== What you should do ==
Could you transcribe the material below exactly, without leaving out a single line?
[start Given information]
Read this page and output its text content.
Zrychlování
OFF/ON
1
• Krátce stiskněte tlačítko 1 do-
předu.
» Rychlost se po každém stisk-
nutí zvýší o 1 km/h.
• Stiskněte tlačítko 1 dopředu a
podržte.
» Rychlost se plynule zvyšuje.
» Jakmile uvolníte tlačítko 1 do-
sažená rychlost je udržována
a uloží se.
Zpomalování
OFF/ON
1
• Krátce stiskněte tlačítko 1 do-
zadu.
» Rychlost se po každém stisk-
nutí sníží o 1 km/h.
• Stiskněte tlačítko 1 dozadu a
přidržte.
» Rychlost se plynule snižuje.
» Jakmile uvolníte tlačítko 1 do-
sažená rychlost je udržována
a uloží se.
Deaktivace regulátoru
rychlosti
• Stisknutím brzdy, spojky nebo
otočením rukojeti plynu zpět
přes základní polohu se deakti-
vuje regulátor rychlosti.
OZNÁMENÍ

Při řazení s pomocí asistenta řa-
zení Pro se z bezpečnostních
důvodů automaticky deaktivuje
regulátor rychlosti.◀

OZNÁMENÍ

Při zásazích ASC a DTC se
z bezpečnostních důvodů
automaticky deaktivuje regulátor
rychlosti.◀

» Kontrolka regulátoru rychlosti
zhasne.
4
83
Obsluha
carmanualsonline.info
[end Given information]
== Written answer ==
Read this page and output its text content.
Zrychlování
OFF/ON
1
• Krátce stiskněte tlačítko 1 do-
předu.
» Rychlost se po každém stisk-
nutí zvýší o 1 km/h.
• Stiskněte tlačítko 1 dopředu a
podržte.
» Rychlost se plynule zvyšuje.
» Jakmile uvolníte tlačítko 1 do-
sažená rychlost je udržována
a uloží se.
Zpomalování
OFF/ON
1
• Krátce stiskněte tlačítko 1 do-
zadu.
» Rychlost se po každém stisk-
nutí sníží o 1 km/h.
• Stiskněte tlačítko 1 dozadu a
přidržte.
» Rychlost se plynule snižuje.
» Jakmile uvolníte tlačítko 1 do-
sažená rychlost je udržována
a uloží se.
Deaktivace regulátoru
rychlosti
• Stisknutím brzdy, spojky nebo
otočením rukojeti plynu zpět
přes základní polohu se deakti-
vuje regulátor rychlosti.
OZNÁMENÍ

Při řazení s pomocí asistenta řa-
zení Pro se z bezpečnostních
důvodů automaticky deaktivuje
regulátor rychlosti.◀

OZNÁMENÍ

Při zásazích ASC a DTC se
z bezpečnostních důvodů
automaticky deaktivuje regulátor
rychlosti.◀

» Kontrolka regulátoru rychlosti
zhasne.
4
83
Obsluha
carmanualsonline.info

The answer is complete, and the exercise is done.